## Task description
Examine each line of the data. Copy those that contain the string "Term".

## Dataset extract
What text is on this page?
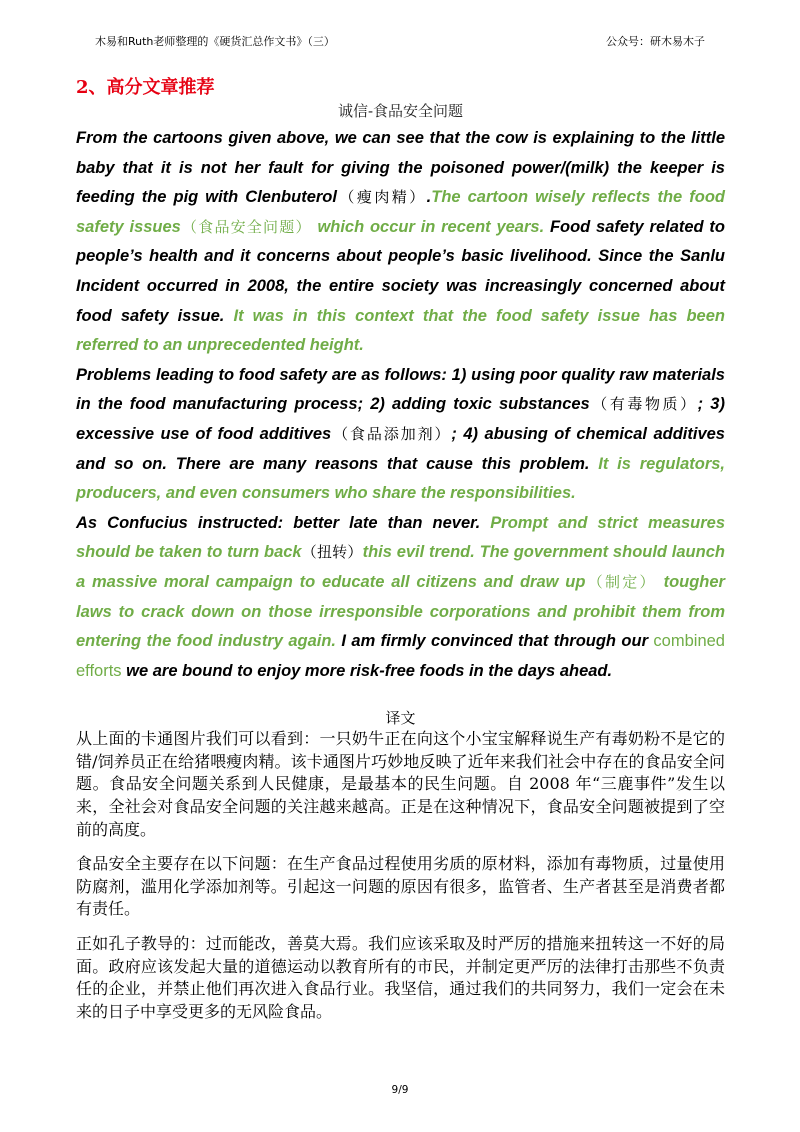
木易和Ruth老师整理的《硬货汇总作文书》（三）	公众号：研木易木子
2、高分文章推荐
诚信-食品安全问题

From the cartoons given above, we can see that the cow is explaining to the little baby that it is not her fault for giving the poisoned power/(milk) the keeper is feeding the pig with Clenbuterol（瘦肉精）.The cartoon wisely reflects the food safety issues（食品安全问题） which occur in recent years. Food safety related to people’s health and it concerns about people’s basic livelihood. Since the Sanlu Incident occurred in 2008, the entire society was increasingly concerned about food safety issue. It was in this context that the food safety issue has been referred to an unprecedented height.

Problems leading to food safety are as follows: 1) using poor quality raw materials in the food manufacturing process; 2) adding toxic substances（有毒物质）; 3) excessive use of food additives（食品添加剂）; 4) abusing of chemical additives and so on. There are many reasons that cause this problem. It is regulators, producers, and even consumers who share the responsibilities.

As Confucius instructed: better late than never. Prompt and strict measures should be taken to turn back（扭转）this evil trend. The government should launch a massive moral campaign to educate all citizens and draw up（制定） tougher laws to crack down on those irresponsible corporations and prohibit them from entering the food industry again. I am firmly convinced that through our combined efforts we are bound to enjoy more risk-free foods in the days ahead.

译文

从上面的卡通图片我们可以看到：一只奶牛正在向这个小宝宝解释说生产有毒奶粉不是它的错/饲养员正在给猪喂瘦肉精。该卡通图片巧妙地反映了近年来我们社会中存在的食品安全问题。食品安全问题关系到人民健康，是最基本的民生问题。自 2008 年“三鹿事件”发生以来，全社会对食品安全问题的关注越来越高。正是在这种情况下，食品安全问题被提到了空前的高度。

食品安全主要存在以下问题：在生产食品过程使用劣质的原材料，添加有毒物质，过量使用防腐剂，滥用化学添加剂等。引起这一问题的原因有很多，监管者、生产者甚至是消费者都有责任。

正如孔子教导的：过而能改，善莫大焉。我们应该采取及时严厉的措施来扭转这一不好的局面。政府应该发起大量的道德运动以教育所有的市民，并制定更严厉的法律打击那些不负责任的企业，并禁止他们再次进入食品行业。我坚信，通过我们的共同努力，我们一定会在未来的日子中享受更多的无风险食品。

9/9
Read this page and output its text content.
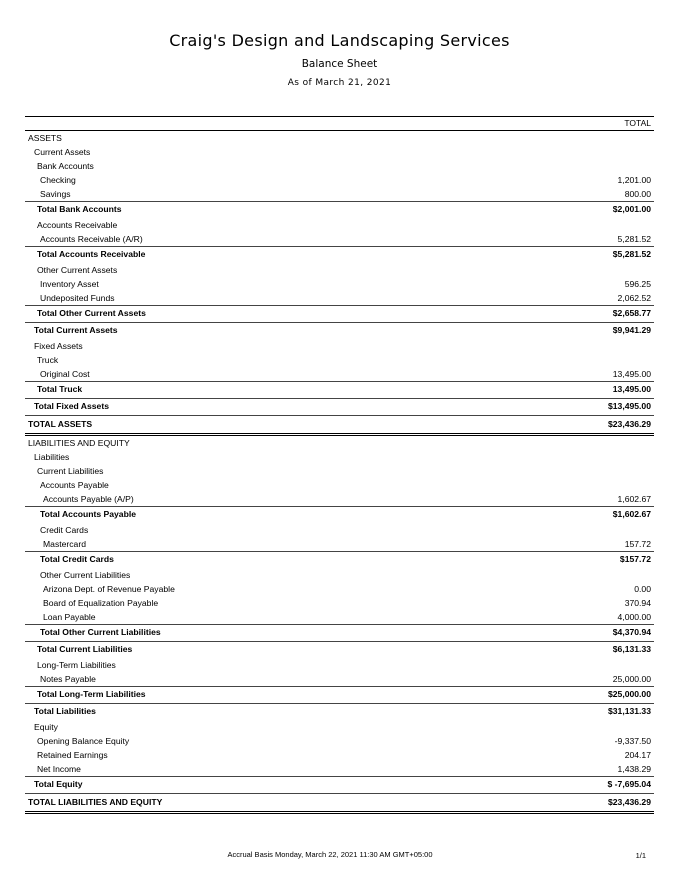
Craig's Design and Landscaping Services
Balance Sheet
As of March 21, 2021
TOTAL
ASSETS
Current Assets
Bank Accounts
Checking	1,201.00
Savings	800.00
Total Bank Accounts	$2,001.00
Accounts Receivable
Accounts Receivable (A/R)	5,281.52
Total Accounts Receivable	$5,281.52
Other Current Assets
Inventory Asset	596.25
Undeposited Funds	2,062.52
Total Other Current Assets	$2,658.77
Total Current Assets	$9,941.29
Fixed Assets
Truck
Original Cost	13,495.00
Total Truck	13,495.00
Total Fixed Assets	$13,495.00
TOTAL ASSETS	$23,436.29
LIABILITIES AND EQUITY
Liabilities
Current Liabilities
Accounts Payable
Accounts Payable (A/P)	1,602.67
Total Accounts Payable	$1,602.67
Credit Cards
Mastercard	157.72
Total Credit Cards	$157.72
Other Current Liabilities
Arizona Dept. of Revenue Payable	0.00
Board of Equalization Payable	370.94
Loan Payable	4,000.00
Total Other Current Liabilities	$4,370.94
Total Current Liabilities	$6,131.33
Long-Term Liabilities
Notes Payable	25,000.00
Total Long-Term Liabilities	$25,000.00
Total Liabilities	$31,131.33
Equity
Opening Balance Equity	-9,337.50
Retained Earnings	204.17
Net Income	1,438.29
Total Equity	$ -7,695.04
TOTAL LIABILITIES AND EQUITY	$23,436.29
Accrual Basis Monday, March 22, 2021 11:30 AM GMT+05:00	1/1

## Completed task
Long-Term Liabilities
Total Long-Term Liabilities	$25,000.00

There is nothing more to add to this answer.